• [JOB]:
Gather the lines from the material that contain "rank".

Stored data
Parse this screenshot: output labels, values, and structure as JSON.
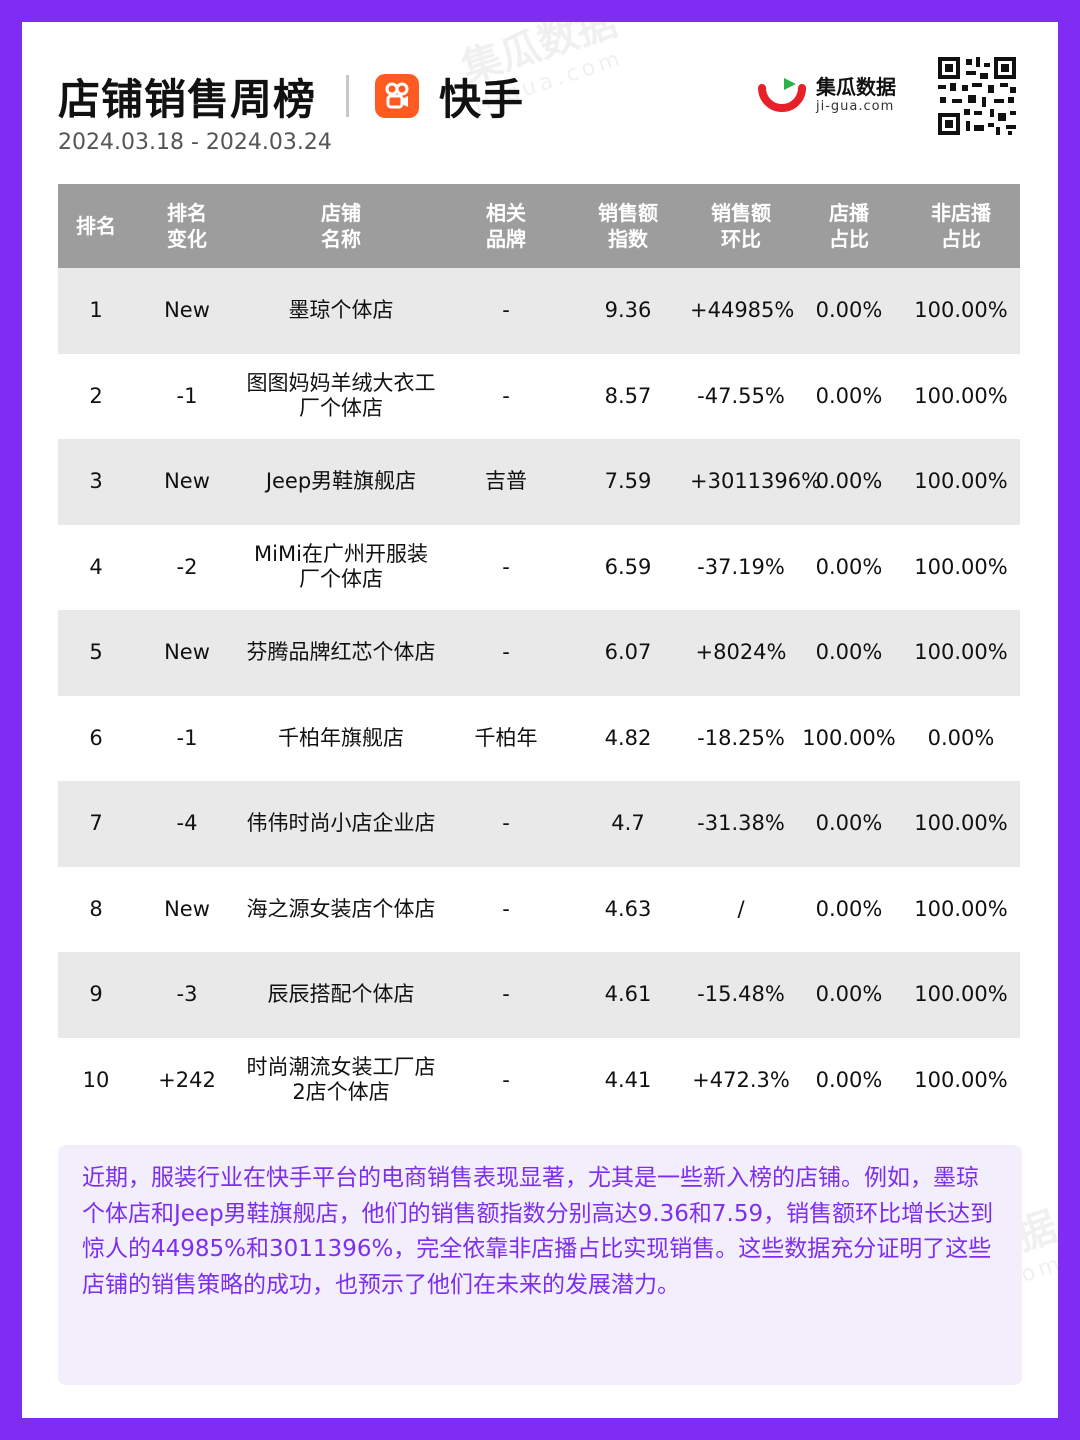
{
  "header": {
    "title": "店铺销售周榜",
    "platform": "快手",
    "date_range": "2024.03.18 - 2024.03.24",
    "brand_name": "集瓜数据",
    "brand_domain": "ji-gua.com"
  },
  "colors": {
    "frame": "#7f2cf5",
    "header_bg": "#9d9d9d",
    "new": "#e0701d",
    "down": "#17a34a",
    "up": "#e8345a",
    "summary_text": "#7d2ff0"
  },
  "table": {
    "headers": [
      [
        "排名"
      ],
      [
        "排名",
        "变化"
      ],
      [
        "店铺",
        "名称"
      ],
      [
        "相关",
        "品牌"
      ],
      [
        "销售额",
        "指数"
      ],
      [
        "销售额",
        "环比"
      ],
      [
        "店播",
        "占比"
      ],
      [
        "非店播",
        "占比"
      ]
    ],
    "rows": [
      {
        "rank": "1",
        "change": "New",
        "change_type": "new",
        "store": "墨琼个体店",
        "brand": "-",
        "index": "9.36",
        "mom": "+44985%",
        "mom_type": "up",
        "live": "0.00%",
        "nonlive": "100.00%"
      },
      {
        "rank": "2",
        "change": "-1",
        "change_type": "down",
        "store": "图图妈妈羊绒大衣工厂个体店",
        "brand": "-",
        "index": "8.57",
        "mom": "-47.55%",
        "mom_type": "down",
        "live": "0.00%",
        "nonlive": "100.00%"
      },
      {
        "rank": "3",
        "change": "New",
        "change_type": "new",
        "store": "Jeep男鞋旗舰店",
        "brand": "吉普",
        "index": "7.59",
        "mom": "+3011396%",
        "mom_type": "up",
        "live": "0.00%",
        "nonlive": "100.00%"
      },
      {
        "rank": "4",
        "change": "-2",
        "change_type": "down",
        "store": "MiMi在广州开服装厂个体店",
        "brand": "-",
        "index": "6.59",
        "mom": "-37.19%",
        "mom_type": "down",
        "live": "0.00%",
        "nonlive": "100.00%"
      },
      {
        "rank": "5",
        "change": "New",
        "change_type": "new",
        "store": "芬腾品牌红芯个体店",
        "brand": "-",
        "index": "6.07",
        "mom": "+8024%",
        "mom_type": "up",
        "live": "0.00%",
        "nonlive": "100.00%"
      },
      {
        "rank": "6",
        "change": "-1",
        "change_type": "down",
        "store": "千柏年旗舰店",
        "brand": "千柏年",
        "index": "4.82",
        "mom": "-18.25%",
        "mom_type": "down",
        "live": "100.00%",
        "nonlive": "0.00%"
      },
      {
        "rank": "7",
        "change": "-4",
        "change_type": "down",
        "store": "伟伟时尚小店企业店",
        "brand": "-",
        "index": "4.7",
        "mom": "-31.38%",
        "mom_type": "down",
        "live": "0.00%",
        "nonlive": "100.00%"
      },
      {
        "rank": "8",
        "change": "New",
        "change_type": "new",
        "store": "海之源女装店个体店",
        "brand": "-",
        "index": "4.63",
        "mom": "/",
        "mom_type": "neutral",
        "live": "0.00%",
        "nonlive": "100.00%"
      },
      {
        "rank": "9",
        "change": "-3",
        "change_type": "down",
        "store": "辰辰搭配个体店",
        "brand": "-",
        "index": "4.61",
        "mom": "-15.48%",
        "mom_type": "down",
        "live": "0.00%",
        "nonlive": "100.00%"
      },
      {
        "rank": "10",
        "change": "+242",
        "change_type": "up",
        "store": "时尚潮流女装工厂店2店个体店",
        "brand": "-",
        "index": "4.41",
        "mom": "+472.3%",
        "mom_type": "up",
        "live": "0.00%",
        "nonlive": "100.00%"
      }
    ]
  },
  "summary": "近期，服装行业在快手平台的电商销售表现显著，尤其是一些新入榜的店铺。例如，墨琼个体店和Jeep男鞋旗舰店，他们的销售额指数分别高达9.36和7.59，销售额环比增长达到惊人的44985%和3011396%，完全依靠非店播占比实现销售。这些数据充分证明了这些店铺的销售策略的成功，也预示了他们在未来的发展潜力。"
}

• [CORRECT RESPONSE]:
        "rank": "1",
        "rank": "2",
        "rank": "3",
        "rank": "4",
        "rank": "5",
        "rank": "6",
        "rank": "7",
        "rank": "8",
        "rank": "9",
        "rank": "10",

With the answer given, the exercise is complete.